▶ Collection entries
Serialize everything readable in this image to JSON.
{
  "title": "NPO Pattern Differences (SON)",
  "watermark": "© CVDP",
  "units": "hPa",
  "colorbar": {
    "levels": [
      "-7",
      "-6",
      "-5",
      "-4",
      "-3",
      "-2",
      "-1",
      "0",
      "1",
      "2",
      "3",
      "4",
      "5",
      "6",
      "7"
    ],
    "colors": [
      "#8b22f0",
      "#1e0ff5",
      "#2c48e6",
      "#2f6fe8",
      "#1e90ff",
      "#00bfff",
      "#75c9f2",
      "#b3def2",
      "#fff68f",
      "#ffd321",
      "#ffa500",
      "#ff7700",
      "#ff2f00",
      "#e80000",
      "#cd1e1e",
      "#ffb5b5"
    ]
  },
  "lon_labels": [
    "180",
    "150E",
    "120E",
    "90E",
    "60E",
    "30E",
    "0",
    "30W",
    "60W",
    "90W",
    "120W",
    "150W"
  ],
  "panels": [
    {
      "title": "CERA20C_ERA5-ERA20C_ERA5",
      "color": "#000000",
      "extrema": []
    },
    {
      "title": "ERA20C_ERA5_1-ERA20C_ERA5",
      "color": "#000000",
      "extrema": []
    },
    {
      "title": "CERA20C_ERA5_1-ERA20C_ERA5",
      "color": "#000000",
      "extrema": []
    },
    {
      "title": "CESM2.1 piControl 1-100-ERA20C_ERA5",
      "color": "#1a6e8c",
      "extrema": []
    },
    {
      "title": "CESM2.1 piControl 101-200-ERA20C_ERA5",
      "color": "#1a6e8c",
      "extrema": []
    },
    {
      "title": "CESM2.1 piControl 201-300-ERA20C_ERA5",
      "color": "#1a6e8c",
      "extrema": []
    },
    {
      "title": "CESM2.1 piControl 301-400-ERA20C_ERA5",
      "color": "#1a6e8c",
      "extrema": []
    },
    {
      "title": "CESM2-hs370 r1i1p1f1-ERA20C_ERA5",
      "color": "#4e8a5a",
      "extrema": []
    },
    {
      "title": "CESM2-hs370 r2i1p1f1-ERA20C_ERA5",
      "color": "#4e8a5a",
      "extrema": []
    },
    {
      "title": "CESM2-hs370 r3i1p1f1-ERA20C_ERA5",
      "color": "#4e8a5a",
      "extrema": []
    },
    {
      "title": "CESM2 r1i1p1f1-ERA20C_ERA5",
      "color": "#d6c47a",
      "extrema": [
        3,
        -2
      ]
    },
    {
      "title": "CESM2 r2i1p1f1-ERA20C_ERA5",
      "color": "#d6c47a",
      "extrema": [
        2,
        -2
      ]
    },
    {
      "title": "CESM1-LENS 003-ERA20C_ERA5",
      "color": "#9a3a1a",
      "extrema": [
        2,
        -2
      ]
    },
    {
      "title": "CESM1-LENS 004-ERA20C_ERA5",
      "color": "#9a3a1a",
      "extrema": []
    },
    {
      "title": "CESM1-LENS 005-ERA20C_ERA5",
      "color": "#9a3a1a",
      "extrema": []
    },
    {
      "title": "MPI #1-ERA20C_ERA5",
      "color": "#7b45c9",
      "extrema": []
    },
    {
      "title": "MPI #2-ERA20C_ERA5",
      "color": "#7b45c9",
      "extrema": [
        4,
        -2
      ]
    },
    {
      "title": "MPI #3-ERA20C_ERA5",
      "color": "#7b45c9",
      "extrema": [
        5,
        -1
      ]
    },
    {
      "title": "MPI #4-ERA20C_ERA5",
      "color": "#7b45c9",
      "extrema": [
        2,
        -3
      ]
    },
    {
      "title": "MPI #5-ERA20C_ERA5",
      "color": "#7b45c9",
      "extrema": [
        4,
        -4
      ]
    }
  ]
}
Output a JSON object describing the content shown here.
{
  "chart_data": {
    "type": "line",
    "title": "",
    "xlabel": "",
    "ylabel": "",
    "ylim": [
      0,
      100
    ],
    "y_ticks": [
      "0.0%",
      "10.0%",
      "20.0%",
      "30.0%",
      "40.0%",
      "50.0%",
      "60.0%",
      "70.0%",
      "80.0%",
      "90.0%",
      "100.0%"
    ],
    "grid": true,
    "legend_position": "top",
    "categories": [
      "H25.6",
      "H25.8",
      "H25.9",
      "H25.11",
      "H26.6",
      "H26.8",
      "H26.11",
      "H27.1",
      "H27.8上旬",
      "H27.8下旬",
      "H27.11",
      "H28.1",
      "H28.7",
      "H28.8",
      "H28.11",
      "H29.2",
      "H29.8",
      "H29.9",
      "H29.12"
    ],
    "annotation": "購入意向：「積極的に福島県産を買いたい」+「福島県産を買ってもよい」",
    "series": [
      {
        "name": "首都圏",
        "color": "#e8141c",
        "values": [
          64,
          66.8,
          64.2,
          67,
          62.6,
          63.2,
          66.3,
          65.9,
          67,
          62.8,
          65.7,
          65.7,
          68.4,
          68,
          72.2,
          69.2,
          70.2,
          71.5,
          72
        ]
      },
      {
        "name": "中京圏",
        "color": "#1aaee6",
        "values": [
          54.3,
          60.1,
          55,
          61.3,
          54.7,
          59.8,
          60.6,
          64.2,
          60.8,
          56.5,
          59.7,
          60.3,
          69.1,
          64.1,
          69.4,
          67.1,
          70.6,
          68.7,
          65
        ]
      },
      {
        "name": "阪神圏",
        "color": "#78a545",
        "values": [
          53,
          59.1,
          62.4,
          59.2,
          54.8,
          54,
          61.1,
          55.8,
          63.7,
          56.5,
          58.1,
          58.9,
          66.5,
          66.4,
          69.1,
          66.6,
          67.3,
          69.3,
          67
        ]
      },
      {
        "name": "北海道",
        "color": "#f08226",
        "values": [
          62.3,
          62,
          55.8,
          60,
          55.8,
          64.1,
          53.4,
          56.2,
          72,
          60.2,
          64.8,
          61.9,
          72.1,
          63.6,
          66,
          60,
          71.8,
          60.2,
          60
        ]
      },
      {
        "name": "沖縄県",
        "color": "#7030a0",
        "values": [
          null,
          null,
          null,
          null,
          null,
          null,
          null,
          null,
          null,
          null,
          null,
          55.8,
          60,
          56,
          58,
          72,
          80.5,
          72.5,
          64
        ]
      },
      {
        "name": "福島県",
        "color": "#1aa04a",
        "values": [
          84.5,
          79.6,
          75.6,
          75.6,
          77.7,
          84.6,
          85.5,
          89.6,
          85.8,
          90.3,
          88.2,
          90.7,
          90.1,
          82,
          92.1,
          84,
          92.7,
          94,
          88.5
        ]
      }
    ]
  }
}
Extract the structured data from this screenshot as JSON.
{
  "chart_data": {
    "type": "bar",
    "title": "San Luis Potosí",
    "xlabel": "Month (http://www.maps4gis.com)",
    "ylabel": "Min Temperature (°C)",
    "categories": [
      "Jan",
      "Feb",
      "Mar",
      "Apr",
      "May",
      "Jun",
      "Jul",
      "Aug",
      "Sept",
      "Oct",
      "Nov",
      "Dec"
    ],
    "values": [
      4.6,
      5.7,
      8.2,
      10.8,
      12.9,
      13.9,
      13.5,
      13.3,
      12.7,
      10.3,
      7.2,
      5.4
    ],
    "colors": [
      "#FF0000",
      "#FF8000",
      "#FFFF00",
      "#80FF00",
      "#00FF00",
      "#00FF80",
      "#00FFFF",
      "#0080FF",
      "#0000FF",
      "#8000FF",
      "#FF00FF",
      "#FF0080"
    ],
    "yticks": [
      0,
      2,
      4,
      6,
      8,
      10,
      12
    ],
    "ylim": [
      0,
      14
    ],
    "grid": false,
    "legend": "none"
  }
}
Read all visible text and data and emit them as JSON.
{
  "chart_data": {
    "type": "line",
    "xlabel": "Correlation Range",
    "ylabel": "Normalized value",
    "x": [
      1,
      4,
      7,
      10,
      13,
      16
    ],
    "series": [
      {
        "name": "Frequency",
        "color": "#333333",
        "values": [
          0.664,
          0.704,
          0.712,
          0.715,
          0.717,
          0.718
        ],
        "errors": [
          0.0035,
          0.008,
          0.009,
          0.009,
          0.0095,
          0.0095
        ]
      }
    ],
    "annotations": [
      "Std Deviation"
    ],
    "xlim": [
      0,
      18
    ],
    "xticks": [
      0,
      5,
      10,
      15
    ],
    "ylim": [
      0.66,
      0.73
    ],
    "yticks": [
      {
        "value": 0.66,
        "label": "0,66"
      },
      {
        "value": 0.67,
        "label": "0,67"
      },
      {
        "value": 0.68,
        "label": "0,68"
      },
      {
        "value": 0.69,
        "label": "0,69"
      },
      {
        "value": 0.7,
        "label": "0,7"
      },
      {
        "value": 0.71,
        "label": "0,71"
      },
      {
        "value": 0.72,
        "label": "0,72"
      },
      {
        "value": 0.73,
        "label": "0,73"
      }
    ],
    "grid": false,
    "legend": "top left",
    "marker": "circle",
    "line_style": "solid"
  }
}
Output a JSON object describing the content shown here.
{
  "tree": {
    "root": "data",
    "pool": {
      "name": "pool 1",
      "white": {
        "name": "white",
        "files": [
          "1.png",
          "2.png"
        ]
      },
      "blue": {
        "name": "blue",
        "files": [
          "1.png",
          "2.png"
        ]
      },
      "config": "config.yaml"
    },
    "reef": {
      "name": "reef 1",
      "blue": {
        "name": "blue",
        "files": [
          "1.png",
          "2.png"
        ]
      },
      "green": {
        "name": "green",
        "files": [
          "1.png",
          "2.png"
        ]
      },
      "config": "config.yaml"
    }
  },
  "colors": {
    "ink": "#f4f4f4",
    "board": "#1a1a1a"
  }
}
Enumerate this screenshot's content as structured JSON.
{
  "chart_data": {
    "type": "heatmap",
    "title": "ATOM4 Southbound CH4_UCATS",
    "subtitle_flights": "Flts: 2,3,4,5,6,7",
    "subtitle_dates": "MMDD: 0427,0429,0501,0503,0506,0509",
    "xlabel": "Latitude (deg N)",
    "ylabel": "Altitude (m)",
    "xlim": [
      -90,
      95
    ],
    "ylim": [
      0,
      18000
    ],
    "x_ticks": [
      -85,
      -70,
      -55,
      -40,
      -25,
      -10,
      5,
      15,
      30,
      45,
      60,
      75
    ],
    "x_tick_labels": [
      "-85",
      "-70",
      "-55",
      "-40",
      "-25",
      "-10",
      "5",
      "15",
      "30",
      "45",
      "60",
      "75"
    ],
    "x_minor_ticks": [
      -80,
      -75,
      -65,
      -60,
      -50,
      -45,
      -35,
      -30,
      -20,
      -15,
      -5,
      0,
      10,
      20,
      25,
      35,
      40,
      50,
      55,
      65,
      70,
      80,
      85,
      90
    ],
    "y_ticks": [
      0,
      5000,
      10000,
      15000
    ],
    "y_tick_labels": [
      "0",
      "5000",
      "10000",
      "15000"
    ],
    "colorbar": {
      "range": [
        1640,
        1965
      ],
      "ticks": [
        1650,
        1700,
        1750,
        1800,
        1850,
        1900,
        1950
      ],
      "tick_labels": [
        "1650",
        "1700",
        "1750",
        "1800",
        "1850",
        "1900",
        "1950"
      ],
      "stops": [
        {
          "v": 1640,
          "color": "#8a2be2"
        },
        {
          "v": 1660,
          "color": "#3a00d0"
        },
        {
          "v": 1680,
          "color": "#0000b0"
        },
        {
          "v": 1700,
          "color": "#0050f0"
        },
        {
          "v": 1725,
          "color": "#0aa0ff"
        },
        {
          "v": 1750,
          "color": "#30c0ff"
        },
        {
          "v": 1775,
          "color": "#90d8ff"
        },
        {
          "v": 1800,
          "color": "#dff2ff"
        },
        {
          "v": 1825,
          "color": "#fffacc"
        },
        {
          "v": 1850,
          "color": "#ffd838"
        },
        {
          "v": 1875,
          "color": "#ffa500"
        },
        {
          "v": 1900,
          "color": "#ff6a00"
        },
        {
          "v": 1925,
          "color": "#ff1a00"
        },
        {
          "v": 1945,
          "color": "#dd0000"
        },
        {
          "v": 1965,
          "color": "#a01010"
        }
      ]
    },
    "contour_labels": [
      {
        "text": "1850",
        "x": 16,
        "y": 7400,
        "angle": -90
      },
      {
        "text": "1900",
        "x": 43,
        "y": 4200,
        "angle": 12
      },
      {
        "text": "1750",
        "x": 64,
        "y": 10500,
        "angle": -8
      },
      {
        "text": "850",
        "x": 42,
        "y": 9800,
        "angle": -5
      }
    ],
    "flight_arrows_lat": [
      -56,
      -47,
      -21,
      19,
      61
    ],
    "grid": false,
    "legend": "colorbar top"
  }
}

▶ THE PROBLEM
Each line holding "text" must be found and copied.

▶ EXPECTED OUTPUT
Read all visible text and data and emit them as JSON.
        "text": "1850",
        "text": "1900",
        "text": "1750",
        "text": "850",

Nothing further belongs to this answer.